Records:

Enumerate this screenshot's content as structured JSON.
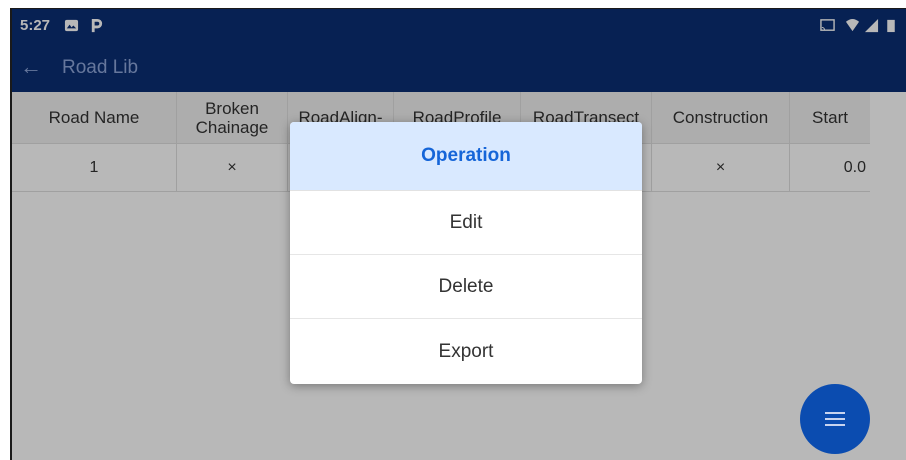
{
  "statusbar": {
    "time": "5:27",
    "icons": [
      "gallery-icon",
      "parking-icon",
      "cast-icon",
      "wifi-icon",
      "signal-icon",
      "battery-icon"
    ]
  },
  "appbar": {
    "title": "Road Lib",
    "back_icon": "back-arrow-icon"
  },
  "table": {
    "headers": [
      "Road Name",
      "Broken\nChainage",
      "RoadAlign-",
      "RoadProfile",
      "RoadTransect",
      "Construction",
      "Start"
    ],
    "rows": [
      [
        "1",
        "×",
        "",
        "",
        "×",
        "×",
        "0.0"
      ]
    ]
  },
  "dialog": {
    "title": "Operation",
    "items": [
      "Edit",
      "Delete",
      "Export"
    ]
  },
  "fab": {
    "icon": "menu-icon"
  },
  "colors": {
    "primary": "#0b2e73",
    "accent": "#1565d8",
    "fab": "#0b4cb0"
  }
}
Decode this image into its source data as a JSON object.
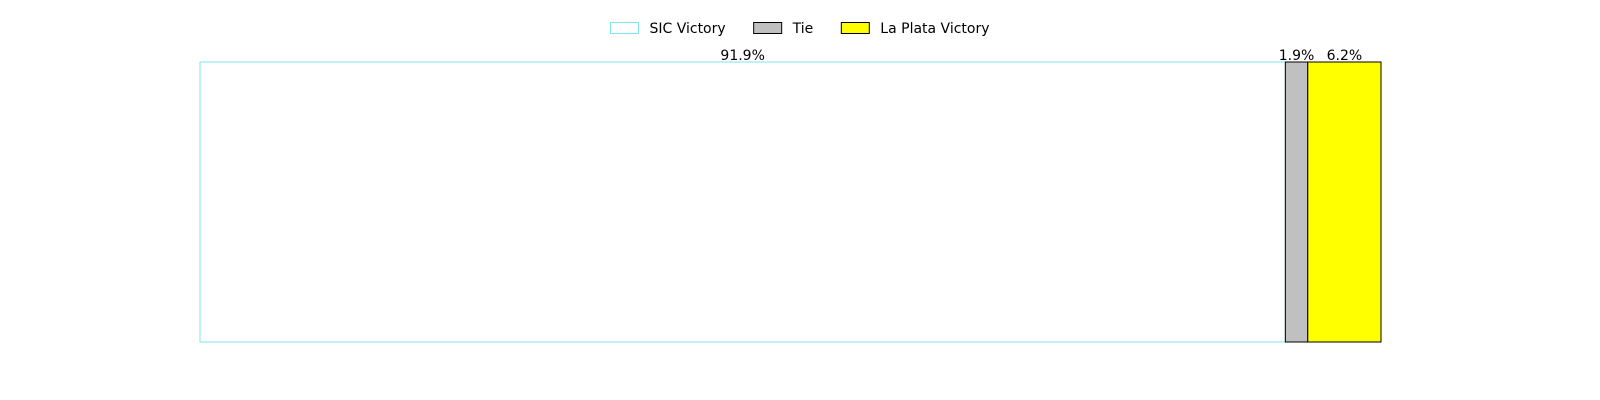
{
  "chart_data": {
    "type": "bar",
    "orientation": "horizontal-stacked",
    "title": "",
    "xlabel": "",
    "ylabel": "",
    "axes_visible": false,
    "grid": false,
    "legend_position": "top-center",
    "series": [
      {
        "name": "SIC Victory",
        "value": 91.9,
        "label": "91.9%",
        "fill": "#ffffff",
        "stroke": "#7fe6f0"
      },
      {
        "name": "Tie",
        "value": 1.9,
        "label": "1.9%",
        "fill": "#c0c0c0",
        "stroke": "#000000"
      },
      {
        "name": "La Plata Victory",
        "value": 6.2,
        "label": "6.2%",
        "fill": "#ffff00",
        "stroke": "#000000"
      }
    ]
  }
}
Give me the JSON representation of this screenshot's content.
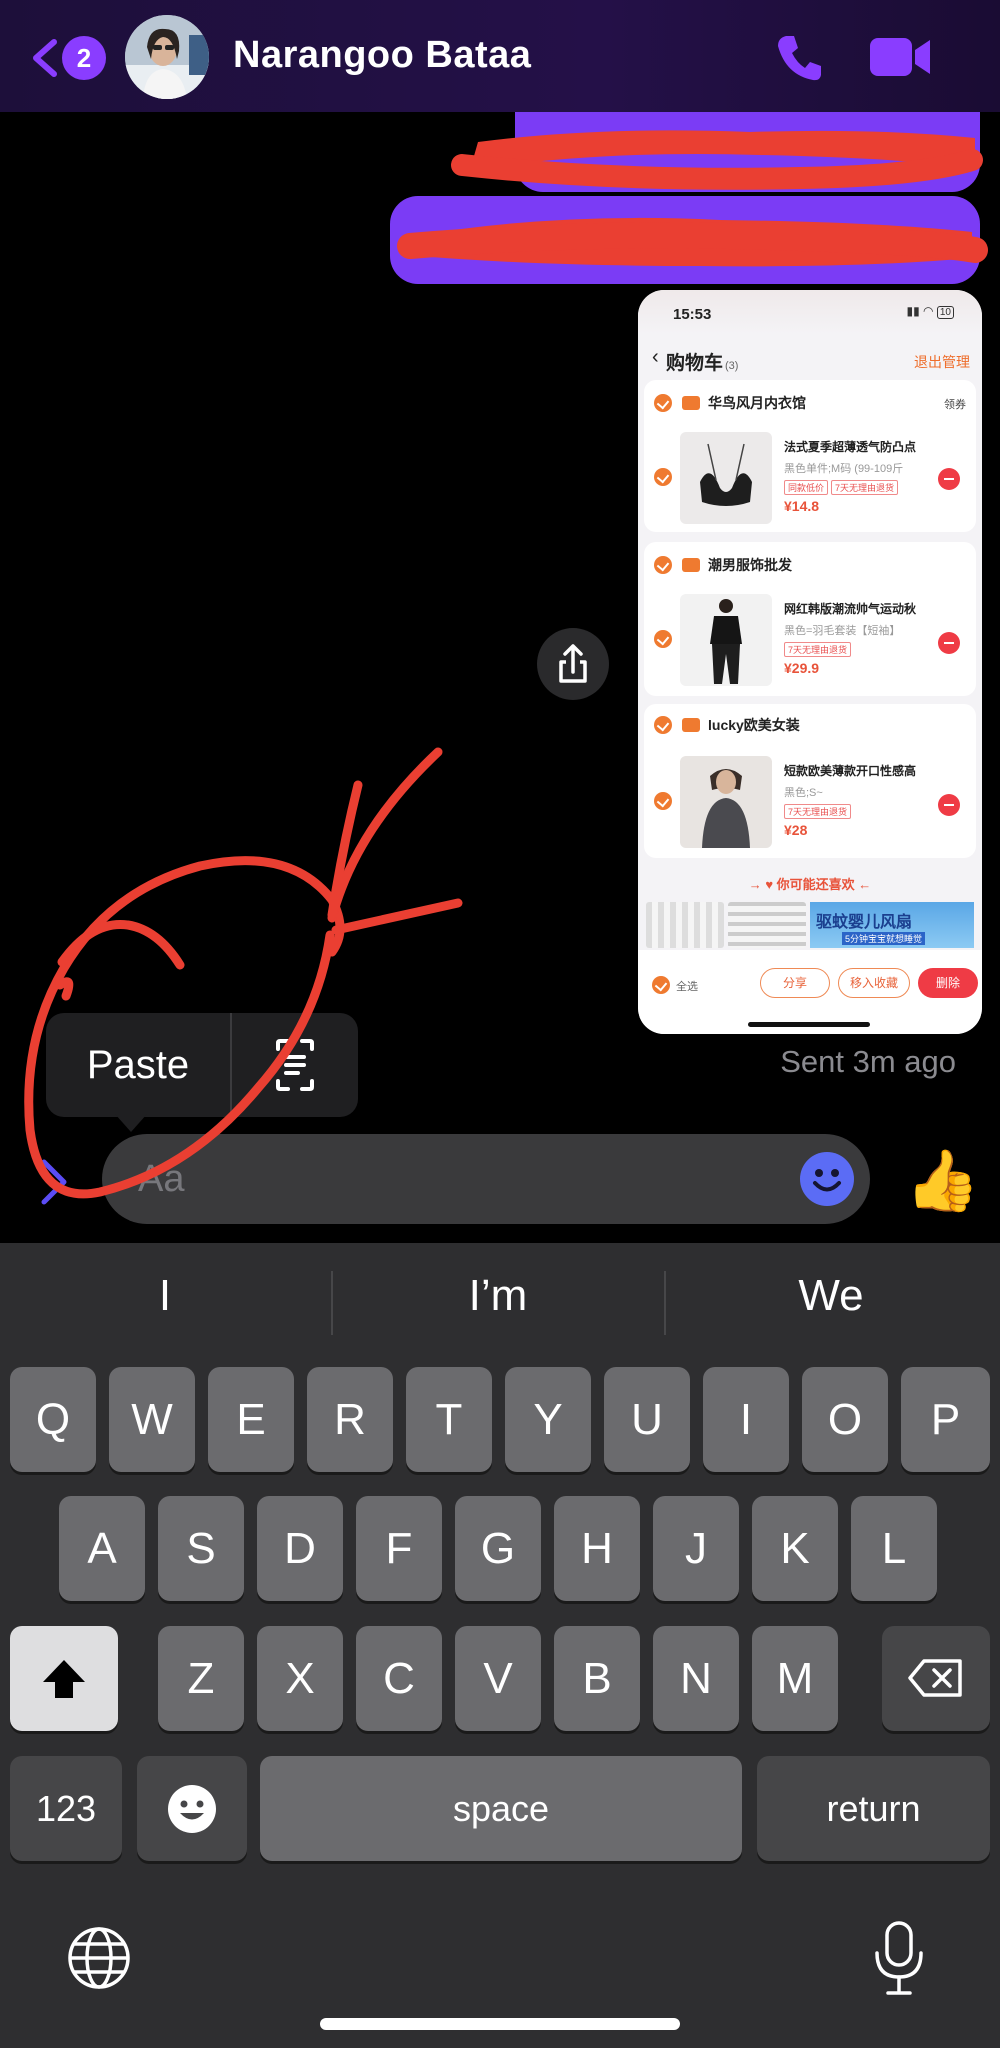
{
  "header": {
    "unread_badge": "2",
    "contact_name": "Narangoo Bataa"
  },
  "messages": {
    "sent_status": "Sent 3m ago"
  },
  "shared_screenshot": {
    "time": "15:53",
    "battery": "10",
    "title": "购物车",
    "count": "(3)",
    "manage": "退出管理",
    "coupon": "领券",
    "shops": [
      {
        "name": "华鸟风月内衣馆",
        "product_title": "法式夏季超薄透气防凸点",
        "spec": "黑色单件;M码 (99-109斤",
        "tags": [
          "同款低价",
          "7天无理由退货"
        ],
        "price": "¥14.8"
      },
      {
        "name": "潮男服饰批发",
        "product_title": "网红韩版潮流帅气运动秋",
        "spec": "黑色=羽毛套装【短袖】",
        "tags": [
          "7天无理由退货"
        ],
        "price": "¥29.9"
      },
      {
        "name": "lucky欧美女装",
        "product_title": "短款欧美薄款开口性感高",
        "spec": "黑色;S~",
        "tags": [
          "7天无理由退货"
        ],
        "price": "¥28"
      }
    ],
    "recommend_title": "→ ♥ 你可能还喜欢 ←",
    "ad_text": "驱蚊婴儿风扇",
    "ad_sub": "5分钟宝宝就想睡觉",
    "select_all": "全选",
    "share": "分享",
    "move_favorites": "移入收藏",
    "delete": "删除"
  },
  "context_menu": {
    "paste": "Paste"
  },
  "composer": {
    "placeholder": "Aa",
    "like_emoji": "👍"
  },
  "keyboard": {
    "suggestions": [
      "I",
      "I’m",
      "We"
    ],
    "row1": [
      "Q",
      "W",
      "E",
      "R",
      "T",
      "Y",
      "U",
      "I",
      "O",
      "P"
    ],
    "row2": [
      "A",
      "S",
      "D",
      "F",
      "G",
      "H",
      "J",
      "K",
      "L"
    ],
    "row3": [
      "Z",
      "X",
      "C",
      "V",
      "B",
      "N",
      "M"
    ],
    "numbers_key": "123",
    "space_key": "space",
    "return_key": "return"
  },
  "colors": {
    "accent": "#7b3cf5",
    "annotation_red": "#ea3f32",
    "background": "#000000"
  }
}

Task goal: Copy out all of the data word for word. Do not carry over any picture.

Full response:
Enumerate this screenshot's content as structured JSON.
{
  "statusbar": {
    "time": "5:27",
    "icons": [
      "gallery-icon",
      "parking-icon",
      "cast-icon",
      "wifi-icon",
      "signal-icon",
      "battery-icon"
    ]
  },
  "appbar": {
    "title": "Road Lib",
    "back_icon": "back-arrow-icon"
  },
  "table": {
    "headers": [
      "Road Name",
      "Broken\nChainage",
      "RoadAlign-",
      "RoadProfile",
      "RoadTransect",
      "Construction",
      "Start"
    ],
    "rows": [
      [
        "1",
        "×",
        "",
        "",
        "×",
        "×",
        "0.0"
      ]
    ]
  },
  "dialog": {
    "title": "Operation",
    "items": [
      "Edit",
      "Delete",
      "Export"
    ]
  },
  "fab": {
    "icon": "menu-icon"
  },
  "colors": {
    "primary": "#0b2e73",
    "accent": "#1565d8",
    "fab": "#0b4cb0"
  }
}
Decode this image into its source data as a JSON object.
{
  "chart_data": {
    "type": "bar",
    "orientation": "horizontal-stacked",
    "title": "",
    "xlabel": "",
    "ylabel": "",
    "axes_visible": false,
    "grid": false,
    "legend_position": "top-center",
    "series": [
      {
        "name": "SIC Victory",
        "value": 91.9,
        "label": "91.9%",
        "fill": "#ffffff",
        "stroke": "#7fe6f0"
      },
      {
        "name": "Tie",
        "value": 1.9,
        "label": "1.9%",
        "fill": "#c0c0c0",
        "stroke": "#000000"
      },
      {
        "name": "La Plata Victory",
        "value": 6.2,
        "label": "6.2%",
        "fill": "#ffff00",
        "stroke": "#000000"
      }
    ]
  }
}
Give me the JSON representation of this screenshot's content.
{
  "header": {
    "unread_badge": "2",
    "contact_name": "Narangoo Bataa"
  },
  "messages": {
    "sent_status": "Sent 3m ago"
  },
  "shared_screenshot": {
    "time": "15:53",
    "battery": "10",
    "title": "购物车",
    "count": "(3)",
    "manage": "退出管理",
    "coupon": "领券",
    "shops": [
      {
        "name": "华鸟风月内衣馆",
        "product_title": "法式夏季超薄透气防凸点",
        "spec": "黑色单件;M码 (99-109斤",
        "tags": [
          "同款低价",
          "7天无理由退货"
        ],
        "price": "¥14.8"
      },
      {
        "name": "潮男服饰批发",
        "product_title": "网红韩版潮流帅气运动秋",
        "spec": "黑色=羽毛套装【短袖】",
        "tags": [
          "7天无理由退货"
        ],
        "price": "¥29.9"
      },
      {
        "name": "lucky欧美女装",
        "product_title": "短款欧美薄款开口性感高",
        "spec": "黑色;S~",
        "tags": [
          "7天无理由退货"
        ],
        "price": "¥28"
      }
    ],
    "recommend_title": "→ ♥ 你可能还喜欢 ←",
    "ad_text": "驱蚊婴儿风扇",
    "ad_sub": "5分钟宝宝就想睡觉",
    "select_all": "全选",
    "share": "分享",
    "move_favorites": "移入收藏",
    "delete": "删除"
  },
  "context_menu": {
    "paste": "Paste"
  },
  "composer": {
    "placeholder": "Aa",
    "like_emoji": "👍"
  },
  "keyboard": {
    "suggestions": [
      "I",
      "I’m",
      "We"
    ],
    "row1": [
      "Q",
      "W",
      "E",
      "R",
      "T",
      "Y",
      "U",
      "I",
      "O",
      "P"
    ],
    "row2": [
      "A",
      "S",
      "D",
      "F",
      "G",
      "H",
      "J",
      "K",
      "L"
    ],
    "row3": [
      "Z",
      "X",
      "C",
      "V",
      "B",
      "N",
      "M"
    ],
    "numbers_key": "123",
    "space_key": "space",
    "return_key": "return"
  },
  "colors": {
    "accent": "#7b3cf5",
    "annotation_red": "#ea3f32",
    "background": "#000000"
  }
}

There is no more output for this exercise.